• [Given exercise]: Write out the entire listing below exactly, with the pictures left out.

— START —

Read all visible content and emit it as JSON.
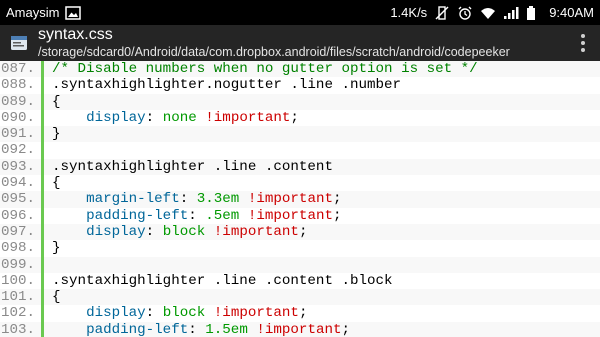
{
  "status_bar": {
    "carrier": "Amaysim",
    "speed": "1.4K/s",
    "time": "9:40AM"
  },
  "app_bar": {
    "title": "syntax.css",
    "path": "/storage/sdcard0/Android/data/com.dropbox.android/files/scratch/android/codepeeker"
  },
  "code": {
    "lines": [
      {
        "num": "087.",
        "tokens": [
          {
            "t": "comment",
            "v": "/* Disable numbers when no gutter option is set */"
          }
        ]
      },
      {
        "num": "088.",
        "tokens": [
          {
            "t": "selector",
            "v": ".syntaxhighlighter.nogutter .line .number"
          }
        ]
      },
      {
        "num": "089.",
        "tokens": [
          {
            "t": "punct",
            "v": "{"
          }
        ]
      },
      {
        "num": "090.",
        "tokens": [
          {
            "t": "indent",
            "v": "    "
          },
          {
            "t": "prop",
            "v": "display"
          },
          {
            "t": "punct",
            "v": ": "
          },
          {
            "t": "value",
            "v": "none"
          },
          {
            "t": "punct",
            "v": " "
          },
          {
            "t": "important",
            "v": "!important"
          },
          {
            "t": "punct",
            "v": ";"
          }
        ]
      },
      {
        "num": "091.",
        "tokens": [
          {
            "t": "punct",
            "v": "}"
          }
        ]
      },
      {
        "num": "092.",
        "tokens": []
      },
      {
        "num": "093.",
        "tokens": [
          {
            "t": "selector",
            "v": ".syntaxhighlighter .line .content"
          }
        ]
      },
      {
        "num": "094.",
        "tokens": [
          {
            "t": "punct",
            "v": "{"
          }
        ]
      },
      {
        "num": "095.",
        "tokens": [
          {
            "t": "indent",
            "v": "    "
          },
          {
            "t": "prop",
            "v": "margin-left"
          },
          {
            "t": "punct",
            "v": ": "
          },
          {
            "t": "value",
            "v": "3.3em"
          },
          {
            "t": "punct",
            "v": " "
          },
          {
            "t": "important",
            "v": "!important"
          },
          {
            "t": "punct",
            "v": ";"
          }
        ]
      },
      {
        "num": "096.",
        "tokens": [
          {
            "t": "indent",
            "v": "    "
          },
          {
            "t": "prop",
            "v": "padding-left"
          },
          {
            "t": "punct",
            "v": ": "
          },
          {
            "t": "value",
            "v": ".5em"
          },
          {
            "t": "punct",
            "v": " "
          },
          {
            "t": "important",
            "v": "!important"
          },
          {
            "t": "punct",
            "v": ";"
          }
        ]
      },
      {
        "num": "097.",
        "tokens": [
          {
            "t": "indent",
            "v": "    "
          },
          {
            "t": "prop",
            "v": "display"
          },
          {
            "t": "punct",
            "v": ": "
          },
          {
            "t": "value",
            "v": "block"
          },
          {
            "t": "punct",
            "v": " "
          },
          {
            "t": "important",
            "v": "!important"
          },
          {
            "t": "punct",
            "v": ";"
          }
        ]
      },
      {
        "num": "098.",
        "tokens": [
          {
            "t": "punct",
            "v": "}"
          }
        ]
      },
      {
        "num": "099.",
        "tokens": []
      },
      {
        "num": "100.",
        "tokens": [
          {
            "t": "selector",
            "v": ".syntaxhighlighter .line .content .block"
          }
        ]
      },
      {
        "num": "101.",
        "tokens": [
          {
            "t": "punct",
            "v": "{"
          }
        ]
      },
      {
        "num": "102.",
        "tokens": [
          {
            "t": "indent",
            "v": "    "
          },
          {
            "t": "prop",
            "v": "display"
          },
          {
            "t": "punct",
            "v": ": "
          },
          {
            "t": "value",
            "v": "block"
          },
          {
            "t": "punct",
            "v": " "
          },
          {
            "t": "important",
            "v": "!important"
          },
          {
            "t": "punct",
            "v": ";"
          }
        ]
      },
      {
        "num": "103.",
        "tokens": [
          {
            "t": "indent",
            "v": "    "
          },
          {
            "t": "prop",
            "v": "padding-left"
          },
          {
            "t": "punct",
            "v": ": "
          },
          {
            "t": "value",
            "v": "1.5em"
          },
          {
            "t": "punct",
            "v": " "
          },
          {
            "t": "important",
            "v": "!important"
          },
          {
            "t": "punct",
            "v": ";"
          }
        ]
      }
    ]
  },
  "colors": {
    "gutter_bar": "#6ac950",
    "comment": "#008200",
    "property": "#006699",
    "value": "#009900",
    "important": "#cc0000"
  }
}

— END —

• [Answer below]:
Read all visible content and emit it as JSON.
{
  "status_bar": {
    "carrier": "Amaysim",
    "speed": "1.4K/s",
    "time": "9:40AM"
  },
  "app_bar": {
    "title": "syntax.css",
    "path": "/storage/sdcard0/Android/data/com.dropbox.android/files/scratch/android/codepeeker"
  },
  "code": {
    "lines": [
      {
        "num": "087.",
        "tokens": [
          {
            "t": "comment",
            "v": "/* Disable numbers when no gutter option is set */"
          }
        ]
      },
      {
        "num": "088.",
        "tokens": [
          {
            "t": "selector",
            "v": ".syntaxhighlighter.nogutter .line .number"
          }
        ]
      },
      {
        "num": "089.",
        "tokens": [
          {
            "t": "punct",
            "v": "{"
          }
        ]
      },
      {
        "num": "090.",
        "tokens": [
          {
            "t": "indent",
            "v": "    "
          },
          {
            "t": "prop",
            "v": "display"
          },
          {
            "t": "punct",
            "v": ": "
          },
          {
            "t": "value",
            "v": "none"
          },
          {
            "t": "punct",
            "v": " "
          },
          {
            "t": "important",
            "v": "!important"
          },
          {
            "t": "punct",
            "v": ";"
          }
        ]
      },
      {
        "num": "091.",
        "tokens": [
          {
            "t": "punct",
            "v": "}"
          }
        ]
      },
      {
        "num": "092.",
        "tokens": []
      },
      {
        "num": "093.",
        "tokens": [
          {
            "t": "selector",
            "v": ".syntaxhighlighter .line .content"
          }
        ]
      },
      {
        "num": "094.",
        "tokens": [
          {
            "t": "punct",
            "v": "{"
          }
        ]
      },
      {
        "num": "095.",
        "tokens": [
          {
            "t": "indent",
            "v": "    "
          },
          {
            "t": "prop",
            "v": "margin-left"
          },
          {
            "t": "punct",
            "v": ": "
          },
          {
            "t": "value",
            "v": "3.3em"
          },
          {
            "t": "punct",
            "v": " "
          },
          {
            "t": "important",
            "v": "!important"
          },
          {
            "t": "punct",
            "v": ";"
          }
        ]
      },
      {
        "num": "096.",
        "tokens": [
          {
            "t": "indent",
            "v": "    "
          },
          {
            "t": "prop",
            "v": "padding-left"
          },
          {
            "t": "punct",
            "v": ": "
          },
          {
            "t": "value",
            "v": ".5em"
          },
          {
            "t": "punct",
            "v": " "
          },
          {
            "t": "important",
            "v": "!important"
          },
          {
            "t": "punct",
            "v": ";"
          }
        ]
      },
      {
        "num": "097.",
        "tokens": [
          {
            "t": "indent",
            "v": "    "
          },
          {
            "t": "prop",
            "v": "display"
          },
          {
            "t": "punct",
            "v": ": "
          },
          {
            "t": "value",
            "v": "block"
          },
          {
            "t": "punct",
            "v": " "
          },
          {
            "t": "important",
            "v": "!important"
          },
          {
            "t": "punct",
            "v": ";"
          }
        ]
      },
      {
        "num": "098.",
        "tokens": [
          {
            "t": "punct",
            "v": "}"
          }
        ]
      },
      {
        "num": "099.",
        "tokens": []
      },
      {
        "num": "100.",
        "tokens": [
          {
            "t": "selector",
            "v": ".syntaxhighlighter .line .content .block"
          }
        ]
      },
      {
        "num": "101.",
        "tokens": [
          {
            "t": "punct",
            "v": "{"
          }
        ]
      },
      {
        "num": "102.",
        "tokens": [
          {
            "t": "indent",
            "v": "    "
          },
          {
            "t": "prop",
            "v": "display"
          },
          {
            "t": "punct",
            "v": ": "
          },
          {
            "t": "value",
            "v": "block"
          },
          {
            "t": "punct",
            "v": " "
          },
          {
            "t": "important",
            "v": "!important"
          },
          {
            "t": "punct",
            "v": ";"
          }
        ]
      },
      {
        "num": "103.",
        "tokens": [
          {
            "t": "indent",
            "v": "    "
          },
          {
            "t": "prop",
            "v": "padding-left"
          },
          {
            "t": "punct",
            "v": ": "
          },
          {
            "t": "value",
            "v": "1.5em"
          },
          {
            "t": "punct",
            "v": " "
          },
          {
            "t": "important",
            "v": "!important"
          },
          {
            "t": "punct",
            "v": ";"
          }
        ]
      }
    ]
  },
  "colors": {
    "gutter_bar": "#6ac950",
    "comment": "#008200",
    "property": "#006699",
    "value": "#009900",
    "important": "#cc0000"
  }
}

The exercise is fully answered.